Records
_ _ _ _
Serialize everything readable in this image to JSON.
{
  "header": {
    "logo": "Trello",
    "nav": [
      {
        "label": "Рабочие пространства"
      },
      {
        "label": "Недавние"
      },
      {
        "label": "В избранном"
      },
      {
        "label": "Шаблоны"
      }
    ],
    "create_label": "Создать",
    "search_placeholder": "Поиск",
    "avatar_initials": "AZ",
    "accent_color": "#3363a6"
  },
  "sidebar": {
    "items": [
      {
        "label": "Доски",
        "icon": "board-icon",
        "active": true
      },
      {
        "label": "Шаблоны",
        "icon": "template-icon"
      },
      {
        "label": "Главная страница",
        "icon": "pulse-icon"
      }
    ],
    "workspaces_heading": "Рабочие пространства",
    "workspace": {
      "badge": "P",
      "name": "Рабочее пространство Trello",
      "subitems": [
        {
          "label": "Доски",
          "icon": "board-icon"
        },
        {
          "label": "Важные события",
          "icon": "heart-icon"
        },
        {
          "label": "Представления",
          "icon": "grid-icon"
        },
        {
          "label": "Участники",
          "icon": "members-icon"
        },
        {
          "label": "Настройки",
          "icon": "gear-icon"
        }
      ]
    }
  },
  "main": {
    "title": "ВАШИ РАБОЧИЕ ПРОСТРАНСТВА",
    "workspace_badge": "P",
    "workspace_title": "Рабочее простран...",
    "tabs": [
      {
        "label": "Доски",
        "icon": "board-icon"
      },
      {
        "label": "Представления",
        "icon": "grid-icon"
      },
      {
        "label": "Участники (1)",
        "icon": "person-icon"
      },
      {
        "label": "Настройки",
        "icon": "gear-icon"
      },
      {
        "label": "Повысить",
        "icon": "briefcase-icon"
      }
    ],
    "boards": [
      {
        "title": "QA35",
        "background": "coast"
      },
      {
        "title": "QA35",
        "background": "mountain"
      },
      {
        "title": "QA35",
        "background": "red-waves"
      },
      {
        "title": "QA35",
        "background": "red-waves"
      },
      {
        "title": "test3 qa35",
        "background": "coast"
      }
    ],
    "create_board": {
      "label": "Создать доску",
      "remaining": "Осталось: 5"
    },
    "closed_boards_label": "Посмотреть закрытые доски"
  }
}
_ _ _ _
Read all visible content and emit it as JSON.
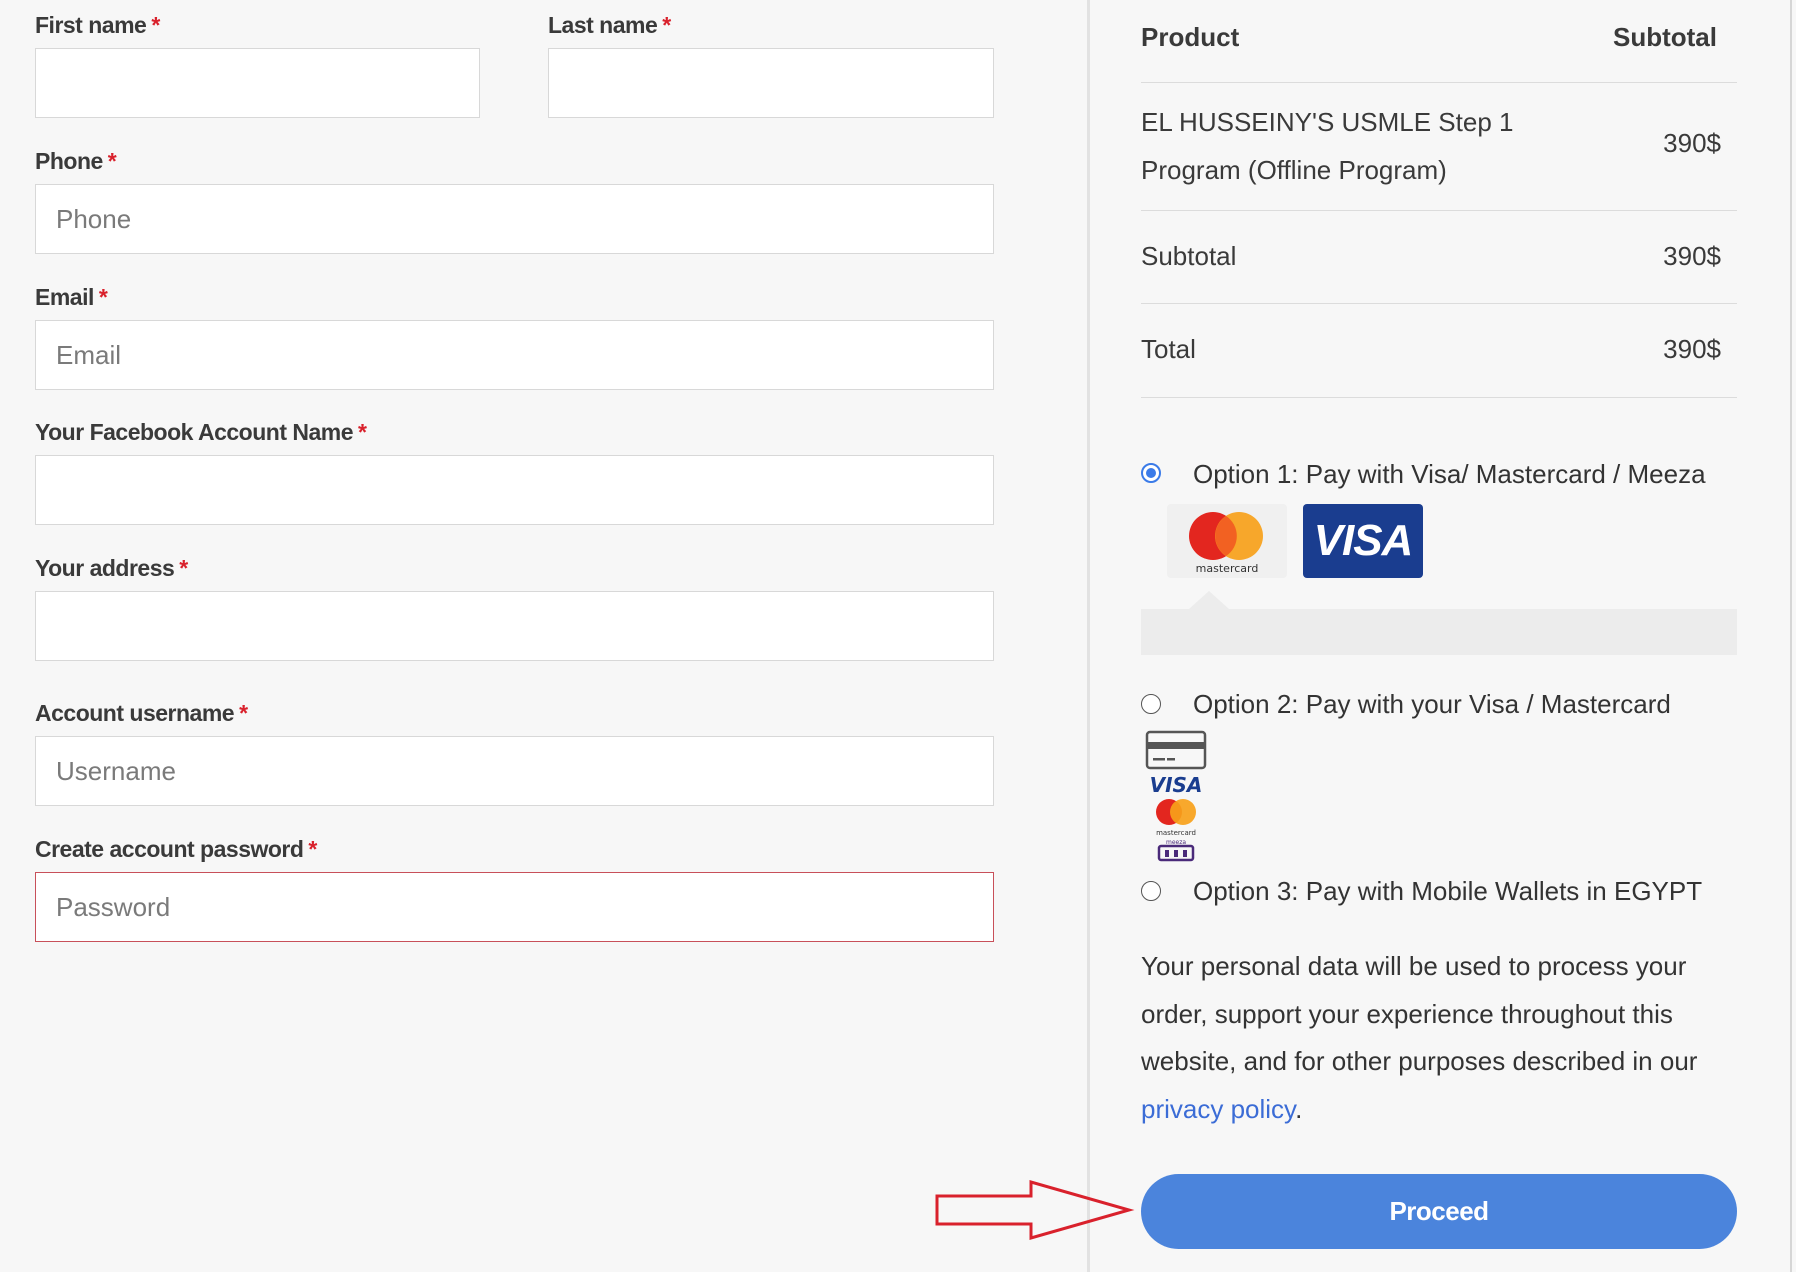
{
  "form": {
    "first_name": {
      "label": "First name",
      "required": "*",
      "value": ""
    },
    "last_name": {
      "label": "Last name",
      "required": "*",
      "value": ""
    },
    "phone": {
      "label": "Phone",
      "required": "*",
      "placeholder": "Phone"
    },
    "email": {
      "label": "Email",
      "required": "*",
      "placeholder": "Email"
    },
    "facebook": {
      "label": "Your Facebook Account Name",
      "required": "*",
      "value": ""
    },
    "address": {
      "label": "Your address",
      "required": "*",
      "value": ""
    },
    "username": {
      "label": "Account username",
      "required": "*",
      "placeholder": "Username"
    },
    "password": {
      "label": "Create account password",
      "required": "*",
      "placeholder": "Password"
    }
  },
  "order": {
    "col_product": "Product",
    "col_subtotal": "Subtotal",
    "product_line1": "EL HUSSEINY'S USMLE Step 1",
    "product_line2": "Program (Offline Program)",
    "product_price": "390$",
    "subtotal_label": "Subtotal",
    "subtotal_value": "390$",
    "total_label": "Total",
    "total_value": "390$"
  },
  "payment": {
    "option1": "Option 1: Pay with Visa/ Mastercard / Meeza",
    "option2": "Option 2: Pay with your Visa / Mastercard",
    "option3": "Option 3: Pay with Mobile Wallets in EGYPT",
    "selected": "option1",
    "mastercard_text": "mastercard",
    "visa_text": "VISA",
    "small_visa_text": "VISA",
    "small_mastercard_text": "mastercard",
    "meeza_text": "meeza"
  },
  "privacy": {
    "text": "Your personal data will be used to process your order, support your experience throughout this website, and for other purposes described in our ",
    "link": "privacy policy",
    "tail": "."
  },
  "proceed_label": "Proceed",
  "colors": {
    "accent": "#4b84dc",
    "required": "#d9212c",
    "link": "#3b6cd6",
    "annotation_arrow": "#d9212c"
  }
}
_ _ _ _
> **EXERCISE DESCRIPTION**
Find every line in the records that contains the word "with"; copy those lines.

> **SOLUTION TO THIS EXERCISE**
    "option1": "Option 1: Pay with Visa/ Mastercard / Meeza",
    "option2": "Option 2: Pay with your Visa / Mastercard",
    "option3": "Option 3: Pay with Mobile Wallets in EGYPT",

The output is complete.